Collect all lines from the records below that include the word "Пионерская".

── Exercise materials

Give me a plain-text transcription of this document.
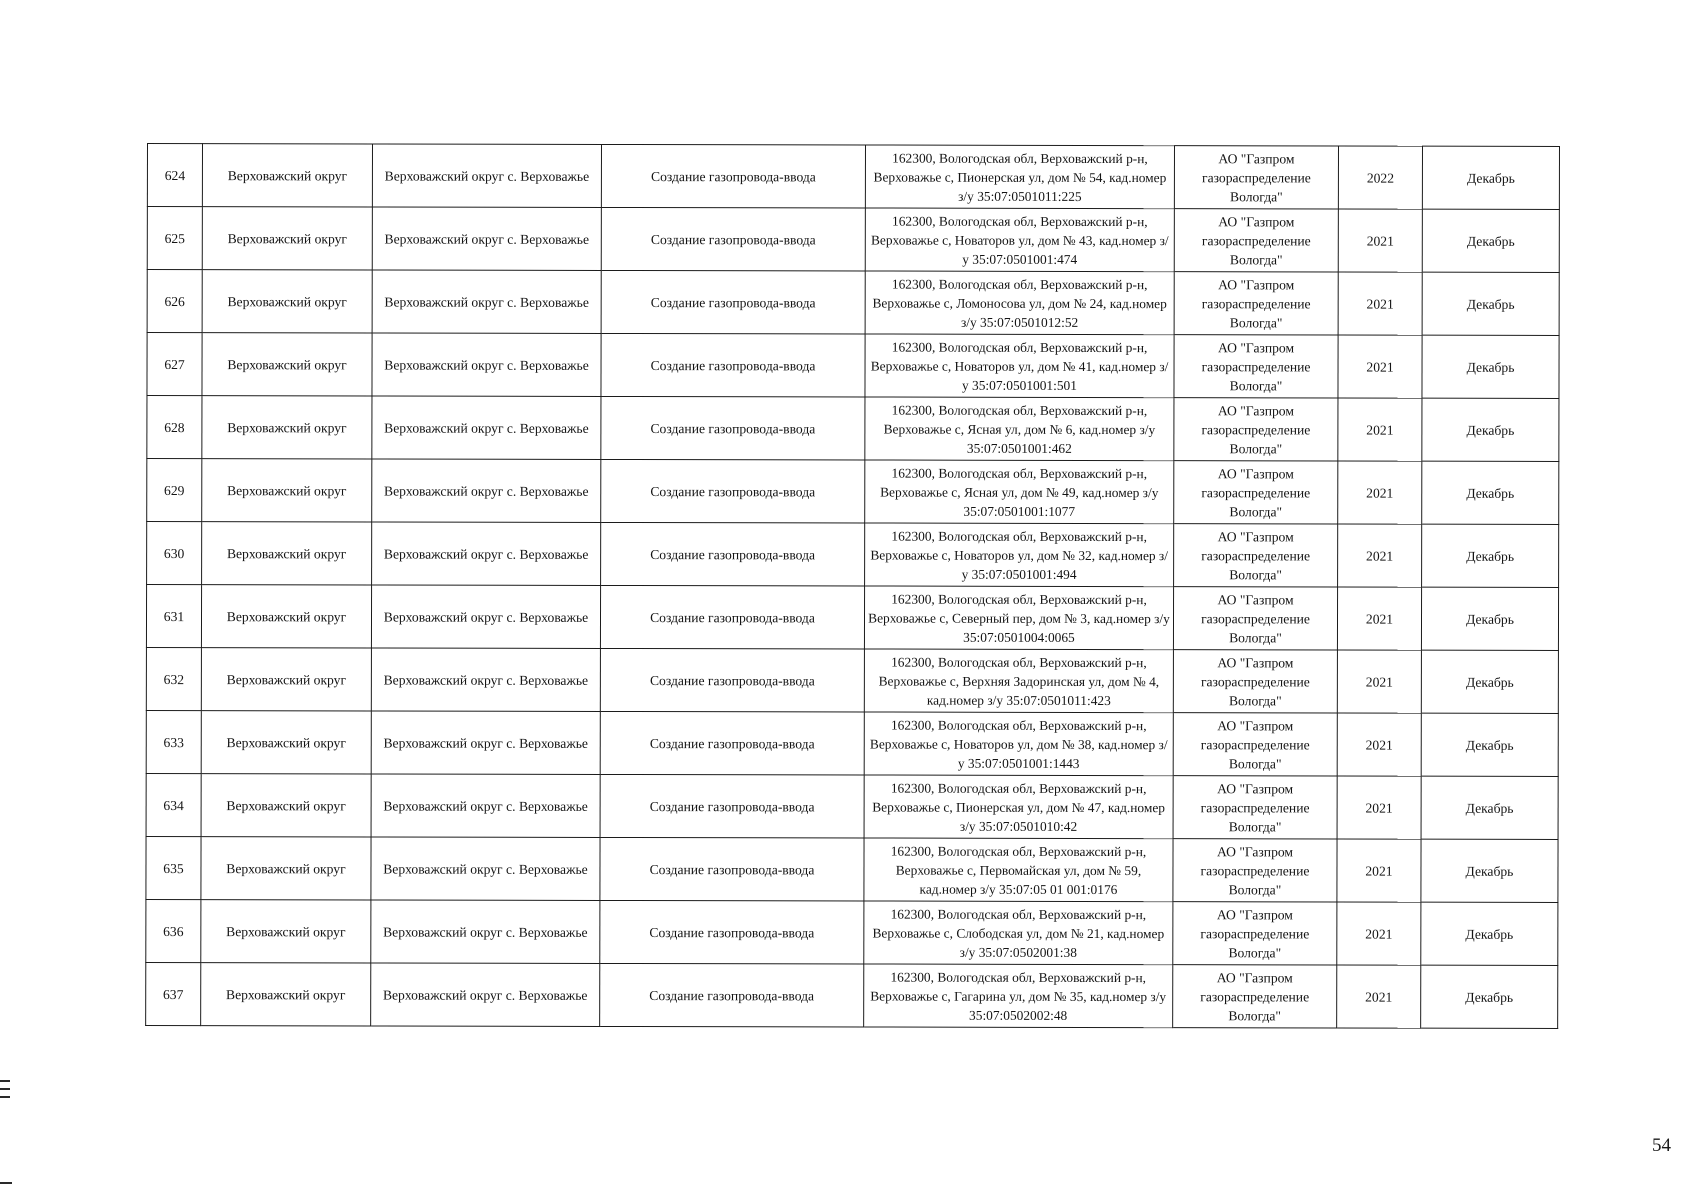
624	Верховажский округ	Верховажский округ с. Верховажье	Создание газопровода-ввода	162300, Вологодская обл, Верховажский р-н, Верховажье с, Пионерская ул, дом № 54, кад.номер з/у 35:07:0501011:225	АО "Газпром газораспределение Вологда"	2022	Декабрь
625	Верховажский округ	Верховажский округ с. Верховажье	Создание газопровода-ввода	162300, Вологодская обл, Верховажский р-н, Верховажье с, Новаторов ул, дом № 43, кад.номер з/у 35:07:0501001:474	АО "Газпром газораспределение Вологда"	2021	Декабрь
626	Верховажский округ	Верховажский округ с. Верховажье	Создание газопровода-ввода	162300, Вологодская обл, Верховажский р-н, Верховажье с, Ломоносова ул, дом № 24, кад.номер з/у 35:07:0501012:52	АО "Газпром газораспределение Вологда"	2021	Декабрь
627	Верховажский округ	Верховажский округ с. Верховажье	Создание газопровода-ввода	162300, Вологодская обл, Верховажский р-н, Верховажье с, Новаторов ул, дом № 41, кад.номер з/у 35:07:0501001:501	АО "Газпром газораспределение Вологда"	2021	Декабрь
628	Верховажский округ	Верховажский округ с. Верховажье	Создание газопровода-ввода	162300, Вологодская обл, Верховажский р-н, Верховажье с, Ясная ул, дом № 6, кад.номер з/у 35:07:0501001:462	АО "Газпром газораспределение Вологда"	2021	Декабрь
629	Верховажский округ	Верховажский округ с. Верховажье	Создание газопровода-ввода	162300, Вологодская обл, Верховажский р-н, Верховажье с, Ясная ул, дом № 49, кад.номер з/у 35:07:0501001:1077	АО "Газпром газораспределение Вологда"	2021	Декабрь
630	Верховажский округ	Верховажский округ с. Верховажье	Создание газопровода-ввода	162300, Вологодская обл, Верховажский р-н, Верховажье с, Новаторов ул, дом № 32, кад.номер з/у 35:07:0501001:494	АО "Газпром газораспределение Вологда"	2021	Декабрь
631	Верховажский округ	Верховажский округ с. Верховажье	Создание газопровода-ввода	162300, Вологодская обл, Верховажский р-н, Верховажье с, Северный пер, дом № 3, кад.номер з/у 35:07:0501004:0065	АО "Газпром газораспределение Вологда"	2021	Декабрь
632	Верховажский округ	Верховажский округ с. Верховажье	Создание газопровода-ввода	162300, Вологодская обл, Верховажский р-н, Верховажье с, Верхняя Задоринская ул, дом № 4, кад.номер з/у 35:07:0501011:423	АО "Газпром газораспределение Вологда"	2021	Декабрь
633	Верховажский округ	Верховажский округ с. Верховажье	Создание газопровода-ввода	162300, Вологодская обл, Верховажский р-н, Верховажье с, Новаторов ул, дом № 38, кад.номер з/у 35:07:0501001:1443	АО "Газпром газораспределение Вологда"	2021	Декабрь
634	Верховажский округ	Верховажский округ с. Верховажье	Создание газопровода-ввода	162300, Вологодская обл, Верховажский р-н, Верховажье с, Пионерская ул, дом № 47, кад.номер з/у 35:07:0501010:42	АО "Газпром газораспределение Вологда"	2021	Декабрь
635	Верховажский округ	Верховажский округ с. Верховажье	Создание газопровода-ввода	162300, Вологодская обл, Верховажский р-н, Верховажье с, Первомайская ул, дом № 59, кад.номер з/у 35:07:05 01 001:0176	АО "Газпром газораспределение Вологда"	2021	Декабрь
636	Верховажский округ	Верховажский округ с. Верховажье	Создание газопровода-ввода	162300, Вологодская обл, Верховажский р-н, Верховажье с, Слободская ул, дом № 21, кад.номер з/у 35:07:0502001:38	АО "Газпром газораспределение Вологда"	2021	Декабрь
637	Верховажский округ	Верховажский округ с. Верховажье	Создание газопровода-ввода	162300, Вологодская обл, Верховажский р-н, Верховажье с, Гагарина ул, дом № 35, кад.номер з/у 35:07:0502002:48	АО "Газпром газораспределение Вологда"	2021	Декабрь
54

────

• [Result for this exercise]:
624	Верховажский округ	Верховажский округ с. Верховажье	Создание газопровода-ввода	162300, Вологодская обл, Верховажский р-н, Верховажье с, Пионерская ул, дом № 54, кад.номер з/у 35:07:0501011:225	АО "Газпром газораспределение Вологда"	2022	Декабрь
634	Верховажский округ	Верховажский округ с. Верховажье	Создание газопровода-ввода	162300, Вологодская обл, Верховажский р-н, Верховажье с, Пионерская ул, дом № 47, кад.номер з/у 35:07:0501010:42	АО "Газпром газораспределение Вологда"	2021	Декабрь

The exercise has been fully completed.